▶ [REQUIREMENTS]
Pull out every line with the word "phone" from the entries below.

▶ [Collection entries]
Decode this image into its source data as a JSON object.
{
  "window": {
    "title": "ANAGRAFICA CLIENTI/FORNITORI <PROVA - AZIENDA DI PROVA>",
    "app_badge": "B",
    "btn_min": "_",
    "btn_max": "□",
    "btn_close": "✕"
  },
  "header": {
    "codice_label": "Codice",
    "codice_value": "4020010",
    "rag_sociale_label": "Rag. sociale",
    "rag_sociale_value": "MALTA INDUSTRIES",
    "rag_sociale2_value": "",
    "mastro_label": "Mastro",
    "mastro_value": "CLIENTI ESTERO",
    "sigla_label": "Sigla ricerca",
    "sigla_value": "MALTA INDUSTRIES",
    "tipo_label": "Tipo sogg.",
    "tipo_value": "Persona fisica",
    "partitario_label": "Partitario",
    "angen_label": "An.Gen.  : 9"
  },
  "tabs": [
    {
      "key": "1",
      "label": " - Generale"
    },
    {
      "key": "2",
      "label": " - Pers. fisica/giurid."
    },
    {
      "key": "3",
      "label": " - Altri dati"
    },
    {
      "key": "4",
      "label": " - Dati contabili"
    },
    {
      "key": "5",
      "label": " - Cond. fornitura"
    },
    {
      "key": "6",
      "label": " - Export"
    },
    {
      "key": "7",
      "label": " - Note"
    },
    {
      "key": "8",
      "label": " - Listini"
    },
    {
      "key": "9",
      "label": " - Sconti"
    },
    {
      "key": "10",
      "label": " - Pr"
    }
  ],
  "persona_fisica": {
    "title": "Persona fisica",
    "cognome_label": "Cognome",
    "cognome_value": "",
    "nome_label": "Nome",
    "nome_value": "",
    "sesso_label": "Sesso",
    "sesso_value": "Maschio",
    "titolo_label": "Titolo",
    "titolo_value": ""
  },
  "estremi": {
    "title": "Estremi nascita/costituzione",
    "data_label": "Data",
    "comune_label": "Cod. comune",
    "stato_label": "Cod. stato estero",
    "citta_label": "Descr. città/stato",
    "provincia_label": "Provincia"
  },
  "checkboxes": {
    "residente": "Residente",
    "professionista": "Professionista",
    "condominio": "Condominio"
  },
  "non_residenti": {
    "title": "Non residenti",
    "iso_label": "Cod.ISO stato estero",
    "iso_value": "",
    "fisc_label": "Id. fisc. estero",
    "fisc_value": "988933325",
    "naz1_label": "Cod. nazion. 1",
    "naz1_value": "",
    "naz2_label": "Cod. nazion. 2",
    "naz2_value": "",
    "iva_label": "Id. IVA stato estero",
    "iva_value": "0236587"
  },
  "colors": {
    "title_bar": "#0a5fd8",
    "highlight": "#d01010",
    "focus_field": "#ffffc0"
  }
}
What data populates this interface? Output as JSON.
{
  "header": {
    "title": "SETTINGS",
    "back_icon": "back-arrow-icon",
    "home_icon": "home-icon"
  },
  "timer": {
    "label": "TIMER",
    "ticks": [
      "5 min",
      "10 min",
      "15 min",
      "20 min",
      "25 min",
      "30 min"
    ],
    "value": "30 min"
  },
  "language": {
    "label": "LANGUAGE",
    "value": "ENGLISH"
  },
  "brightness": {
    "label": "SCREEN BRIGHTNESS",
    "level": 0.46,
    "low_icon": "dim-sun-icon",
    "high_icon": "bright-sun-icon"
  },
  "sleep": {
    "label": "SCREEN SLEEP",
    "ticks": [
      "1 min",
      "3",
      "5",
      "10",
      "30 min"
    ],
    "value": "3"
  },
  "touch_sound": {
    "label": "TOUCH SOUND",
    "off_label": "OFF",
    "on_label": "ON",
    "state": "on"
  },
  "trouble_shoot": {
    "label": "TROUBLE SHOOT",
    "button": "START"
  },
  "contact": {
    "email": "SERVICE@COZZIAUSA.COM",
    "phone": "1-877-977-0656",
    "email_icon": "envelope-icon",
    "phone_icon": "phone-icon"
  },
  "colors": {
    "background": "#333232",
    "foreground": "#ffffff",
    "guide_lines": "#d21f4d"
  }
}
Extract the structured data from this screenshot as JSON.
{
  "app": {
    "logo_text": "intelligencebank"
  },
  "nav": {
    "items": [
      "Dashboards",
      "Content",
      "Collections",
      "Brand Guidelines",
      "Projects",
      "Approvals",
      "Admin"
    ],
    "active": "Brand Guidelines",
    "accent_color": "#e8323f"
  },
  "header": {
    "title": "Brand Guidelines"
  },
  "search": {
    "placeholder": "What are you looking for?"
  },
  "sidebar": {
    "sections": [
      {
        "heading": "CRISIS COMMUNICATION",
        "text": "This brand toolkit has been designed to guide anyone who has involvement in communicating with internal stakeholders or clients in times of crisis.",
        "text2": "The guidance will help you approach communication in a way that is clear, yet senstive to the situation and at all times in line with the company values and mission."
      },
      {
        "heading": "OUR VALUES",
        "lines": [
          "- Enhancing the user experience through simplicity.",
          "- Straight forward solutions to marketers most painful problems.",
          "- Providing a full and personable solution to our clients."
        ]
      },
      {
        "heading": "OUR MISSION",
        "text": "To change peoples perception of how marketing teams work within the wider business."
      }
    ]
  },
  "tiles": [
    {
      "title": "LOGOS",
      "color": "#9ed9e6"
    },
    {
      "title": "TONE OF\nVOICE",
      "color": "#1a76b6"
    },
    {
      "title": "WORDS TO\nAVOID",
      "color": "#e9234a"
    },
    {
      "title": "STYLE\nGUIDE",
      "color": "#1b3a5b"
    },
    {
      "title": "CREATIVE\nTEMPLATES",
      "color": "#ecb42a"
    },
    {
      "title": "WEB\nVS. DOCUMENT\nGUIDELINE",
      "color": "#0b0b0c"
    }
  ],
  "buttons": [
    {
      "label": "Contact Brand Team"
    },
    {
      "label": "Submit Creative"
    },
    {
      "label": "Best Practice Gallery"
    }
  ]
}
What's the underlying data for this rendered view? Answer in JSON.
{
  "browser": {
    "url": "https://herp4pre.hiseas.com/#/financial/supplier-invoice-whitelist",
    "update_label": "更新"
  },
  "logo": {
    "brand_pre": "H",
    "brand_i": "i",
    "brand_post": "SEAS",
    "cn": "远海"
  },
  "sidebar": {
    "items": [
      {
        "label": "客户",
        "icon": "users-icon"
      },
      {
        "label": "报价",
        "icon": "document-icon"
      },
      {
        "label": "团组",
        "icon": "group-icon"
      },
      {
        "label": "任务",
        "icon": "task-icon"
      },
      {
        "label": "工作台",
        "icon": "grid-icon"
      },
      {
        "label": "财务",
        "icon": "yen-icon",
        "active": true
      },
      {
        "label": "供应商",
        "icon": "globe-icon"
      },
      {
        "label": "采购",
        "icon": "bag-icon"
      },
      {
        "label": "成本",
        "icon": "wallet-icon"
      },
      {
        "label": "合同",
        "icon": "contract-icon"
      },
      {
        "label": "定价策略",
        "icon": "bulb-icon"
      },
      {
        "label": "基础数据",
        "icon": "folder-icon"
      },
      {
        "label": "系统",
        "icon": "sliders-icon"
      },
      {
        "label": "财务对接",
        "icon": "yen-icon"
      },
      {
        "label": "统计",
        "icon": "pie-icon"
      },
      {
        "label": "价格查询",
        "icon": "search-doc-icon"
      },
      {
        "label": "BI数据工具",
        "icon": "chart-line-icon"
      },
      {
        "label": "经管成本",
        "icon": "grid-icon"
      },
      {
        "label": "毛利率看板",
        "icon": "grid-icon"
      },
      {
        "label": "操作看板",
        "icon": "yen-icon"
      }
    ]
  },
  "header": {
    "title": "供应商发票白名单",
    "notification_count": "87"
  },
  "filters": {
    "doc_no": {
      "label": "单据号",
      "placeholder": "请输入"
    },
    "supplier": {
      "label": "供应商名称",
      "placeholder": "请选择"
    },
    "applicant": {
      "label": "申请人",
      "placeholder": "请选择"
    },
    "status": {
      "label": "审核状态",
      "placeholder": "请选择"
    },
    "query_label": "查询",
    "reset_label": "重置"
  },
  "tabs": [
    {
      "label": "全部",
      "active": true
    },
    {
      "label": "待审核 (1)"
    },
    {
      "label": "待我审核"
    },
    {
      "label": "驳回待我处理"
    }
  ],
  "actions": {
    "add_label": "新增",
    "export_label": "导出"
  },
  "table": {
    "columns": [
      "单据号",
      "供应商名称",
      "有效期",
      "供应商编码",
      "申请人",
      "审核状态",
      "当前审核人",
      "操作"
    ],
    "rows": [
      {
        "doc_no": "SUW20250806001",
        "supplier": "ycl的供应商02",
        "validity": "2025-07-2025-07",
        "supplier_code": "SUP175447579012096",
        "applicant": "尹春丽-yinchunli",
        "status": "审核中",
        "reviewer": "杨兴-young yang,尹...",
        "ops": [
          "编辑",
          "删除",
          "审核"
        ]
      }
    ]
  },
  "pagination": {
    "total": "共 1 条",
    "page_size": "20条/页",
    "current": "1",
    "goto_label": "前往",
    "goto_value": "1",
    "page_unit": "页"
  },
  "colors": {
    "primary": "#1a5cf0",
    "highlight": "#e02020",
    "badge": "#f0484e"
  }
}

▶ [OUTPUT]
    "phone": "1-877-977-0656",
    "phone_icon": "phone-icon"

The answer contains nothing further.